Your goal:
Pull every line with the word "لانے" out of the entries below.

Entries supplied:
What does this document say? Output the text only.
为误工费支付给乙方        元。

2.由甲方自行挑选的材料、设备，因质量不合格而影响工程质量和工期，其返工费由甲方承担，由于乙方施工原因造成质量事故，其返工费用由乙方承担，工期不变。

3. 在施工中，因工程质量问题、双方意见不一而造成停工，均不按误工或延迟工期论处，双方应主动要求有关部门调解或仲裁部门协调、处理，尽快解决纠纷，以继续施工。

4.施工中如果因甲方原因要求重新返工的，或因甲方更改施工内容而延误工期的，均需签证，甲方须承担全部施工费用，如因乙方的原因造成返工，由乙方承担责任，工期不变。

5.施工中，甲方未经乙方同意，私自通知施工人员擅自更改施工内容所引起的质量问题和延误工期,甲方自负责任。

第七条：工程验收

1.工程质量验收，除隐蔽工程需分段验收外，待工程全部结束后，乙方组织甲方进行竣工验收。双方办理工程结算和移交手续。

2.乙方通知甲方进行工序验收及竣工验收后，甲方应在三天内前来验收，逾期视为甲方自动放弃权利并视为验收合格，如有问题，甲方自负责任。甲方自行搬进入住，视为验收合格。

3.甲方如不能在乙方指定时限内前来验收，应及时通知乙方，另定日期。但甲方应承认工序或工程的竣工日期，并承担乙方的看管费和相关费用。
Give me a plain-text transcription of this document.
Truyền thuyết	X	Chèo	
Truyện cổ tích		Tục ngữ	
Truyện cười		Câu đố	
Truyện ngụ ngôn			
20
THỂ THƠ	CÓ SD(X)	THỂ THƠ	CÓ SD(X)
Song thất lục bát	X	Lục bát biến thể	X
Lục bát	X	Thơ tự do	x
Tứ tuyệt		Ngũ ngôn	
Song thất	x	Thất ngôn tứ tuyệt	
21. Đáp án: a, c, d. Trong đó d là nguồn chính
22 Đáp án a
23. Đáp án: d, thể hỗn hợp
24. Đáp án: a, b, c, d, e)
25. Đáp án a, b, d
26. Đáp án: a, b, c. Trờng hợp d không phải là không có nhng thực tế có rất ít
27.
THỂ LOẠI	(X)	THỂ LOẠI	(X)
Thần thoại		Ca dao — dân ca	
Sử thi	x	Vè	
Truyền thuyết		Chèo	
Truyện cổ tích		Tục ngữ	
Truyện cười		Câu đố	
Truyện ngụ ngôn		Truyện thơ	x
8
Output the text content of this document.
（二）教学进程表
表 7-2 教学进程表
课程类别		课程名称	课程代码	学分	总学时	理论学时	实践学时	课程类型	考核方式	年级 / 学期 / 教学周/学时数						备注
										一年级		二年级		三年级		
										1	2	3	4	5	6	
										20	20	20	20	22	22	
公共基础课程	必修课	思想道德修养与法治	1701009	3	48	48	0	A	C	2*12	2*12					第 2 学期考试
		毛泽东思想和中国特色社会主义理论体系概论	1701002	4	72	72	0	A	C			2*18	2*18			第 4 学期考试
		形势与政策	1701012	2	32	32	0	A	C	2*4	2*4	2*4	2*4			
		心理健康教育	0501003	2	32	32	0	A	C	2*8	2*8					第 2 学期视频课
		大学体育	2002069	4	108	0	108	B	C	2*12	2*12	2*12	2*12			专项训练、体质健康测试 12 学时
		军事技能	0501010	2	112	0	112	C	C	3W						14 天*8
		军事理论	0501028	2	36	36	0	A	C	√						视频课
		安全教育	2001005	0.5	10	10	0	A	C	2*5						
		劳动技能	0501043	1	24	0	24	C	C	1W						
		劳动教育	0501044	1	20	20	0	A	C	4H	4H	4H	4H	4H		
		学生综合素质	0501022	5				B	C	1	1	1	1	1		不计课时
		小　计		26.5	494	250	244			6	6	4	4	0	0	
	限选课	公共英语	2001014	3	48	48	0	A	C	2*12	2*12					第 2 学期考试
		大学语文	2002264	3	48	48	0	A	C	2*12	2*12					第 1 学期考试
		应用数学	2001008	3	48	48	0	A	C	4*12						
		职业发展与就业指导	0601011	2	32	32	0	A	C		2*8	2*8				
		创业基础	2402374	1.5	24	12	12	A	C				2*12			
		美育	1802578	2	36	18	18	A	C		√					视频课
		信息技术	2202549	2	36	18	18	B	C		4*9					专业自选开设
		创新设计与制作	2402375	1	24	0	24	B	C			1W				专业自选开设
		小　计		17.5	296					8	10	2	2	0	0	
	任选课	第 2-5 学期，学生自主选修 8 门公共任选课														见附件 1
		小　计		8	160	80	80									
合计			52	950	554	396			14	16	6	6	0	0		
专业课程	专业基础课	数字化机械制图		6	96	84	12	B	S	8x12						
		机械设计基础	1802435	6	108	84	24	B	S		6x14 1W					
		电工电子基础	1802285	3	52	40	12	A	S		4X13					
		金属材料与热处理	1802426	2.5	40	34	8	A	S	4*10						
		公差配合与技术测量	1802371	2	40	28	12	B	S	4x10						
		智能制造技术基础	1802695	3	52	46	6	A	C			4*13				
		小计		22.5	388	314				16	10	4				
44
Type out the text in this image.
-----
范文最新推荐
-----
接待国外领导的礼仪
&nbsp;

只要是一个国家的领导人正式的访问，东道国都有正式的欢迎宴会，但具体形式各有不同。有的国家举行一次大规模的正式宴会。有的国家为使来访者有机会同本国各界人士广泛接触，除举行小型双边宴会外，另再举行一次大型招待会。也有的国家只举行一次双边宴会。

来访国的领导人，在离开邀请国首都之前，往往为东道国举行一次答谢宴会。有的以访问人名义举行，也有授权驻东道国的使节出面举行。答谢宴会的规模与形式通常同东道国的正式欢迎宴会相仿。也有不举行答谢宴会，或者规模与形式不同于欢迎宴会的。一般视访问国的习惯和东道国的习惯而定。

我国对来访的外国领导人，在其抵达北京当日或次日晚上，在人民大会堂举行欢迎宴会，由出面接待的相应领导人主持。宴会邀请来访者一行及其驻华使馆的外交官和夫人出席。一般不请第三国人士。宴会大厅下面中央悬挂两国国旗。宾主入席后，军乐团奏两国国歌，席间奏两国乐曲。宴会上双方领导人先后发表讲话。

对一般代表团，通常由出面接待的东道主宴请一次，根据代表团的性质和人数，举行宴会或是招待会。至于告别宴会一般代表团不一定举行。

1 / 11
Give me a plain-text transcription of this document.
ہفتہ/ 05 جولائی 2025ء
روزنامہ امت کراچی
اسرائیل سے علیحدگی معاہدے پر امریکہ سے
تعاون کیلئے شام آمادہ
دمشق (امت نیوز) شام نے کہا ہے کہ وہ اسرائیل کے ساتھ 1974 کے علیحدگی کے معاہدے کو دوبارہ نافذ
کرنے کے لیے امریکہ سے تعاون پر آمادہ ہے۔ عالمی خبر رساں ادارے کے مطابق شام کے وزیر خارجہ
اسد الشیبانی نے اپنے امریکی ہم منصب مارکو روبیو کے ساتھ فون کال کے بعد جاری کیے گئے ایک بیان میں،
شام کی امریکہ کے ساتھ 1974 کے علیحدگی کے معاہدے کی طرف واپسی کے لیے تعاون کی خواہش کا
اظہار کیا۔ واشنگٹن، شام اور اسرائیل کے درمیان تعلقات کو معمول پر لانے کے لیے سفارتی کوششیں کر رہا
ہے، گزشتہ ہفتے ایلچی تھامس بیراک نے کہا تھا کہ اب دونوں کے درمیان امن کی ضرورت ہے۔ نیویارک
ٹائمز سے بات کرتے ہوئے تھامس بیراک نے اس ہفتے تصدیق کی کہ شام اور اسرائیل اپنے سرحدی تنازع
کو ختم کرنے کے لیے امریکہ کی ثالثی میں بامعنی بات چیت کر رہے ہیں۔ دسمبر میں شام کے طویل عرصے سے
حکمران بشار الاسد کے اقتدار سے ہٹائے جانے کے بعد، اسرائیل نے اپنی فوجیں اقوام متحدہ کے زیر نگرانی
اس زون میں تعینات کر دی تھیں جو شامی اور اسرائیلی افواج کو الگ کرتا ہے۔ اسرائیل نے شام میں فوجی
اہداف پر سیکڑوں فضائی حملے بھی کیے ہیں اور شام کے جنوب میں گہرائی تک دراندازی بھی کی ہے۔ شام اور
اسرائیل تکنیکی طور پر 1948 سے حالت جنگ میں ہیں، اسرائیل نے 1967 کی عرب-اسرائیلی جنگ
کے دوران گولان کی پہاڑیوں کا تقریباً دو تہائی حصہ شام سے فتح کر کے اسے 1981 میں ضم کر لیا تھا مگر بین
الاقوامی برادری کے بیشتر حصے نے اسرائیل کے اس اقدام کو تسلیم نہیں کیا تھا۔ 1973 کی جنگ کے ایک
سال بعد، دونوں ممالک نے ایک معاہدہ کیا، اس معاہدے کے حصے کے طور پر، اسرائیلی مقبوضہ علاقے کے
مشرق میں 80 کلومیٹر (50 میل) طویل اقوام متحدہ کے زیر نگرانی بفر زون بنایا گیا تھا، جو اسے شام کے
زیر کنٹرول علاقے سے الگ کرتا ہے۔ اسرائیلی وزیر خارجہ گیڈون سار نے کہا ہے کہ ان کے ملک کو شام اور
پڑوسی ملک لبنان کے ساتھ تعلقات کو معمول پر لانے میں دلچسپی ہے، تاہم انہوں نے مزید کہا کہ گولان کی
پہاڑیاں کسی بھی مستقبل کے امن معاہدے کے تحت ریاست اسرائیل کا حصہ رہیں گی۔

The solution:
اظہار کیا۔ واشنگٹن، شام اور اسرائیل کے درمیان تعلقات کو معمول پر لانے کے لیے سفارتی کوششیں کر رہا
پڑوسی ملک لبنان کے ساتھ تعلقات کو معمول پر لانے میں دلچسپی ہے، تاہم انہوں نے مزید کہا کہ گولان کی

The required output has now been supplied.